Input -
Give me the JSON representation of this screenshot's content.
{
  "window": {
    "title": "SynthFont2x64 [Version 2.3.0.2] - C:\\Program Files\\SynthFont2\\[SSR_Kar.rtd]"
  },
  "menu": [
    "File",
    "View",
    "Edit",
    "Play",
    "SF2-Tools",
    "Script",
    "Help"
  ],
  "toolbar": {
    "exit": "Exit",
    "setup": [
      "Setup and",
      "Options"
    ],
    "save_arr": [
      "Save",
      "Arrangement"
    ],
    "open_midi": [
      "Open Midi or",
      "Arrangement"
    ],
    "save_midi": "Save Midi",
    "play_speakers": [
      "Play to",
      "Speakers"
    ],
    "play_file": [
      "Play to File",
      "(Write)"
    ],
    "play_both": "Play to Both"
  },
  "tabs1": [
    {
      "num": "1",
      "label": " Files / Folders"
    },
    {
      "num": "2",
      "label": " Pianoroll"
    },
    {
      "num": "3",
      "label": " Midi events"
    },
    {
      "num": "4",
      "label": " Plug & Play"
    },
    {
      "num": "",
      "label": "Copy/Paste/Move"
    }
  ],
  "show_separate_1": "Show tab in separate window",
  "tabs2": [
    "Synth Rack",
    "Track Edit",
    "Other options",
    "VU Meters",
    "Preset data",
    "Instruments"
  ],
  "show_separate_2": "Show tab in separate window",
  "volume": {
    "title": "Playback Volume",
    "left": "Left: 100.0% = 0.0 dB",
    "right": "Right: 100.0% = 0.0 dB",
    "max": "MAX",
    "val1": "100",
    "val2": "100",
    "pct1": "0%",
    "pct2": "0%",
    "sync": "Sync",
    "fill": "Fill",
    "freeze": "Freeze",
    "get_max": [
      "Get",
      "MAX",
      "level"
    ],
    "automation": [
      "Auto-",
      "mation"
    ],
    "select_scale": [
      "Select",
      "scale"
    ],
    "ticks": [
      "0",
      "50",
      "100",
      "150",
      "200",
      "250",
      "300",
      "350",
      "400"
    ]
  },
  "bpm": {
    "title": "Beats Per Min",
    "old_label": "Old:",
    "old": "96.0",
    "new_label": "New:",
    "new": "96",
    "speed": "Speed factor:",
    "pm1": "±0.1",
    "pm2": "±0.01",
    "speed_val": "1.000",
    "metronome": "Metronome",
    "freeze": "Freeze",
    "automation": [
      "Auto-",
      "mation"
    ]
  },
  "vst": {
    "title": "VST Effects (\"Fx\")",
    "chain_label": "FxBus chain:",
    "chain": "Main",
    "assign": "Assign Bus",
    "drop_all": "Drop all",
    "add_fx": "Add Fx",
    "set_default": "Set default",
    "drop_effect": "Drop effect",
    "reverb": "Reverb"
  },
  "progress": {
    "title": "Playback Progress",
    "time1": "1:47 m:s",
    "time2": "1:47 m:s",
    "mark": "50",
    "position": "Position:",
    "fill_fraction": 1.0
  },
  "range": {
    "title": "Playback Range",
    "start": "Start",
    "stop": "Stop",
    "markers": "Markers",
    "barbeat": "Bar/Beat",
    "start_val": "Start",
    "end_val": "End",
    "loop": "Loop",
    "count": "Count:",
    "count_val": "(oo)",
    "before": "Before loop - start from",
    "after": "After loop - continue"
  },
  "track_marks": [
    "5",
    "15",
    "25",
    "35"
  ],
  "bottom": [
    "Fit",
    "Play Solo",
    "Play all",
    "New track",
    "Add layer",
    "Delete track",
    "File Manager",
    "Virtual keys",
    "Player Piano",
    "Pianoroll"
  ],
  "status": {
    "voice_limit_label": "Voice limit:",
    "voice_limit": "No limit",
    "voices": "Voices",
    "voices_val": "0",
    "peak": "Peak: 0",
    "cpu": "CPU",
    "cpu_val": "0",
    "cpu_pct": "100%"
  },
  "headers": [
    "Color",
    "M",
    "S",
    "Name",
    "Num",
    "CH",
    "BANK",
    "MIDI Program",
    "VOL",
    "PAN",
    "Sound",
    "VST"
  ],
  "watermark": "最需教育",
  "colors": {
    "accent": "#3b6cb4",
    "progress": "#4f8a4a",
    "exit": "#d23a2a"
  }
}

Exercise task -
State how many lines of the records above contain the word "separate", and give only that number.

Answer in full -
2